**Supplied material:**
◇ ◇ ◇ ◇ ◇ ◇ ◇

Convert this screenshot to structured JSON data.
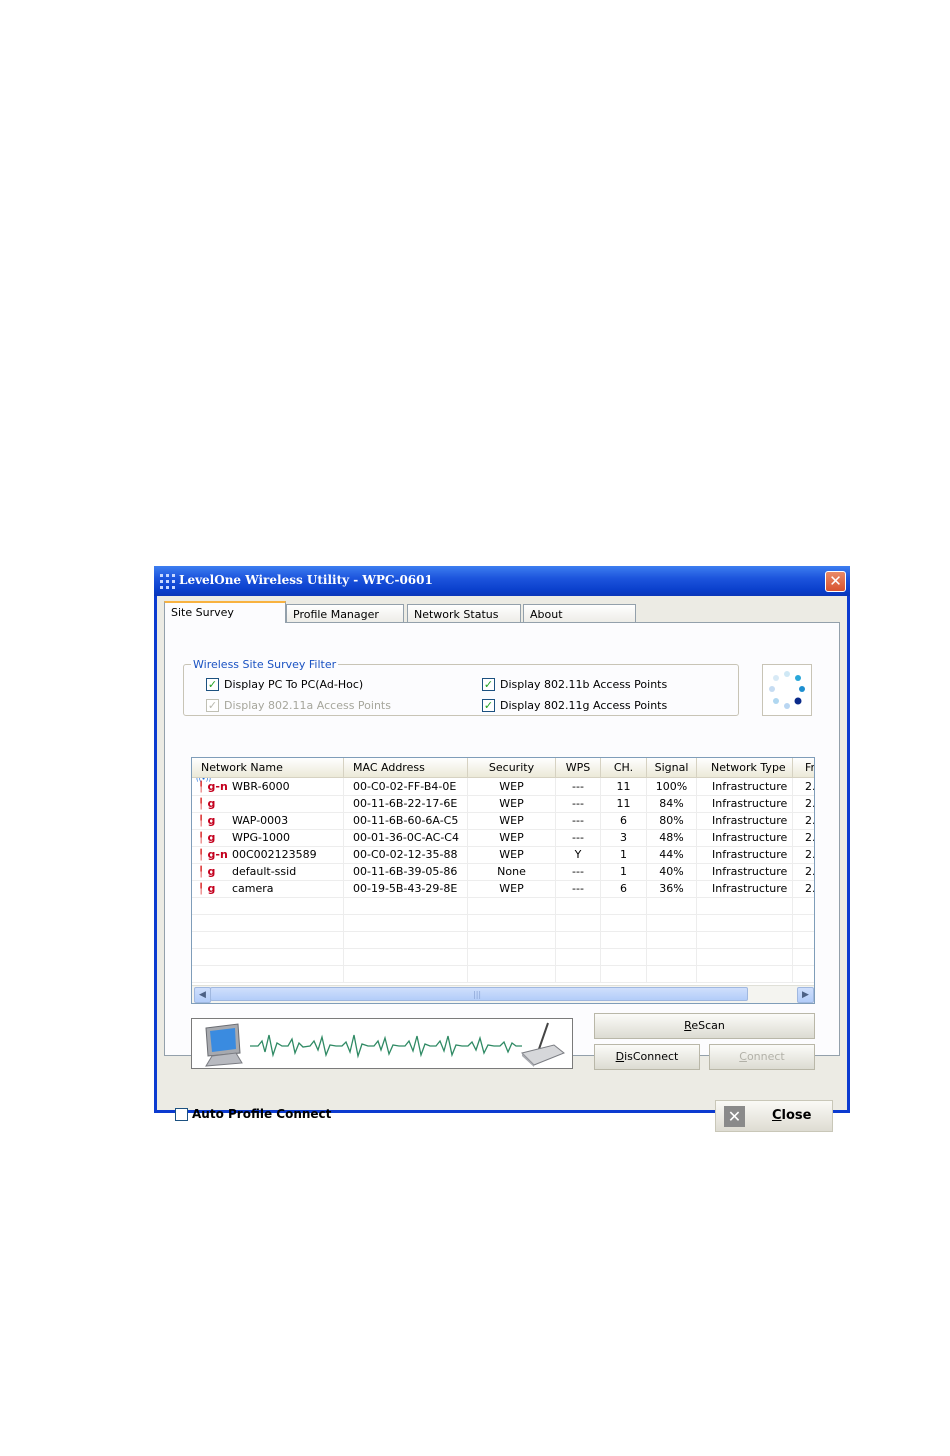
{
  "window": {
    "title": "LevelOne Wireless Utility - WPC-0601",
    "close_glyph": "✕"
  },
  "tabs": [
    {
      "label": "Site Survey"
    },
    {
      "label": "Profile Manager"
    },
    {
      "label": "Network Status"
    },
    {
      "label": "About"
    }
  ],
  "filter": {
    "legend": "Wireless Site Survey Filter",
    "adhoc": {
      "label": "Display PC To PC(Ad-Hoc)",
      "checked": true
    },
    "b": {
      "label": "Display 802.11b Access Points",
      "checked": true
    },
    "a": {
      "label": "Display 802.11a Access Points",
      "checked": true,
      "disabled": true
    },
    "g": {
      "label": "Display 802.11g Access Points",
      "checked": true
    }
  },
  "table": {
    "headers": [
      "Network Name",
      "MAC Address",
      "Security",
      "WPS",
      "CH.",
      "Signal",
      "Network Type",
      "Fr"
    ],
    "rows": [
      {
        "band": "g-n",
        "connected": true,
        "name": "WBR-6000",
        "mac": "00-C0-02-FF-B4-0E",
        "security": "WEP",
        "wps": "---",
        "ch": "11",
        "signal": "100%",
        "type": "Infrastructure",
        "fr": "2."
      },
      {
        "band": "g",
        "connected": false,
        "name": "",
        "mac": "00-11-6B-22-17-6E",
        "security": "WEP",
        "wps": "---",
        "ch": "11",
        "signal": "84%",
        "type": "Infrastructure",
        "fr": "2."
      },
      {
        "band": "g",
        "connected": false,
        "name": "WAP-0003",
        "mac": "00-11-6B-60-6A-C5",
        "security": "WEP",
        "wps": "---",
        "ch": "6",
        "signal": "80%",
        "type": "Infrastructure",
        "fr": "2."
      },
      {
        "band": "g",
        "connected": false,
        "name": "WPG-1000",
        "mac": "00-01-36-0C-AC-C4",
        "security": "WEP",
        "wps": "---",
        "ch": "3",
        "signal": "48%",
        "type": "Infrastructure",
        "fr": "2."
      },
      {
        "band": "g-n",
        "connected": false,
        "name": "00C002123589",
        "mac": "00-C0-02-12-35-88",
        "security": "WEP",
        "wps": "Y",
        "ch": "1",
        "signal": "44%",
        "type": "Infrastructure",
        "fr": "2."
      },
      {
        "band": "g",
        "connected": false,
        "name": "default-ssid",
        "mac": "00-11-6B-39-05-86",
        "security": "None",
        "wps": "---",
        "ch": "1",
        "signal": "40%",
        "type": "Infrastructure",
        "fr": "2."
      },
      {
        "band": "g",
        "connected": false,
        "name": "camera",
        "mac": "00-19-5B-43-29-8E",
        "security": "WEP",
        "wps": "---",
        "ch": "6",
        "signal": "36%",
        "type": "Infrastructure",
        "fr": "2."
      }
    ],
    "empty_rows": 5,
    "scroll_grip": "|||"
  },
  "buttons": {
    "rescan": "ReScan",
    "disconnect": "DisConnect",
    "connect": "Connect",
    "close": "Close"
  },
  "auto_profile_connect": {
    "label": "Auto Profile Connect",
    "checked": false
  },
  "colors": {
    "titlebar": "#0c3bd0",
    "accent_tab": "#f8b240",
    "legend_blue": "#1a52c2",
    "band_red": "#c4001e"
  }
}
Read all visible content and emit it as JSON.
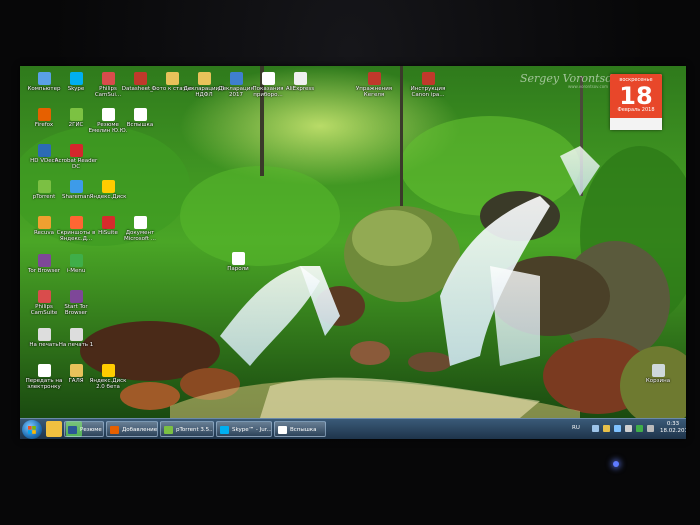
{
  "watermark": {
    "text": "Sergey Vorontsov",
    "url": "www.vorontsov.com"
  },
  "calendar": {
    "weekday": "воскресенье",
    "day": "18",
    "month": "Февраль 2018"
  },
  "desktop_icons": [
    {
      "label": "Компьютер",
      "icon": "computer-icon",
      "color": "#5aa0e6"
    },
    {
      "label": "Skype",
      "icon": "skype-icon",
      "color": "#00aff0"
    },
    {
      "label": "Philips CamSui...",
      "icon": "camera-icon",
      "color": "#d94c4c"
    },
    {
      "label": "Datasheet_...",
      "icon": "pdf-icon",
      "color": "#c0392b"
    },
    {
      "label": "Фото к статье",
      "icon": "folder-icon",
      "color": "#e8c25a"
    },
    {
      "label": "Декларации 3 НДФЛ",
      "icon": "folder-icon",
      "color": "#e8c25a"
    },
    {
      "label": "Декларация 2017",
      "icon": "app-icon",
      "color": "#3f7fcf"
    },
    {
      "label": "Показания приборо...",
      "icon": "document-icon",
      "color": "#ffffff"
    },
    {
      "label": "AliExpress",
      "icon": "document-icon",
      "color": "#f0f0f0"
    },
    {
      "label": "Упражнения Кегеля",
      "icon": "pdf-icon",
      "color": "#c0392b"
    },
    {
      "label": "Инструкция Canon ipa...",
      "icon": "pdf-icon",
      "color": "#c0392b"
    },
    {
      "label": "Firefox",
      "icon": "firefox-icon",
      "color": "#e66000"
    },
    {
      "label": "2ГИС",
      "icon": "map-icon",
      "color": "#7cc242"
    },
    {
      "label": "Резюме Емелин Ю.Ю.",
      "icon": "document-icon",
      "color": "#ffffff"
    },
    {
      "label": "Вспышка",
      "icon": "document-icon",
      "color": "#ffffff"
    },
    {
      "label": "HD VDeck",
      "icon": "video-icon",
      "color": "#2c6bb5"
    },
    {
      "label": "Acrobat Reader DC",
      "icon": "acrobat-icon",
      "color": "#d4262c"
    },
    {
      "label": "pTorrent",
      "icon": "torrent-icon",
      "color": "#7bc043"
    },
    {
      "label": "Shareman",
      "icon": "shareman-icon",
      "color": "#3d9be9"
    },
    {
      "label": "Яндекс.Диск",
      "icon": "cloud-icon",
      "color": "#ffcc00"
    },
    {
      "label": "Recuva",
      "icon": "recuva-icon",
      "color": "#f0a030"
    },
    {
      "label": "Скриншоты в Яндекс.Д...",
      "icon": "scissors-icon",
      "color": "#ff6633"
    },
    {
      "label": "HiSuite",
      "icon": "hisuite-icon",
      "color": "#d62c2c"
    },
    {
      "label": "Документ Microsoft ...",
      "icon": "document-icon",
      "color": "#ffffff"
    },
    {
      "label": "Tor Browser",
      "icon": "tor-icon",
      "color": "#7e4798"
    },
    {
      "label": "i-Menu",
      "icon": "menu-icon",
      "color": "#3fae49"
    },
    {
      "label": "Philips CamSuite",
      "icon": "camera-icon",
      "color": "#d94c4c"
    },
    {
      "label": "Start Tor Browser",
      "icon": "tor-icon",
      "color": "#7e4798"
    },
    {
      "label": "На печать",
      "icon": "printer-icon",
      "color": "#dddddd"
    },
    {
      "label": "На печать 1",
      "icon": "printer-icon",
      "color": "#dddddd"
    },
    {
      "label": "Передать на электронку",
      "icon": "document-icon",
      "color": "#ffffff"
    },
    {
      "label": "ГАЛЯ",
      "icon": "folder-icon",
      "color": "#e8c25a"
    },
    {
      "label": "Яндекс.Диск 2.0 бета",
      "icon": "cloud-icon",
      "color": "#ffcc00"
    },
    {
      "label": "Пароли",
      "icon": "document-icon",
      "color": "#ffffff"
    },
    {
      "label": "Корзина",
      "icon": "recycle-bin-icon",
      "color": "#cfd8dc"
    }
  ],
  "taskbar": {
    "pinned": [
      {
        "icon": "explorer-icon",
        "color": "#f0c040"
      },
      {
        "icon": "chrome-icon",
        "color": "#4caf50"
      }
    ],
    "tasks": [
      {
        "label": "Резюме Еме...",
        "icon": "word-icon",
        "color": "#2b5797"
      },
      {
        "label": "Добавление...",
        "icon": "firefox-icon",
        "color": "#e66000"
      },
      {
        "label": "pTorrent 3.5...",
        "icon": "torrent-icon",
        "color": "#7bc043"
      },
      {
        "label": "Skype™ - Jur...",
        "icon": "skype-icon",
        "color": "#00aff0"
      },
      {
        "label": "Вспышка",
        "icon": "document-icon",
        "color": "#ffffff"
      }
    ],
    "tray": {
      "lang": "RU",
      "time": "0:33",
      "date": "18.02.2018"
    }
  }
}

◇ ◇ ◇ ◇ ◇ ◇ ◇

From the entries, report each line that includes the word "Wireless".

**Answer to this exercise:**
    "title": "LevelOne Wireless Utility - WPC-0601",
    "legend": "Wireless Site Survey Filter",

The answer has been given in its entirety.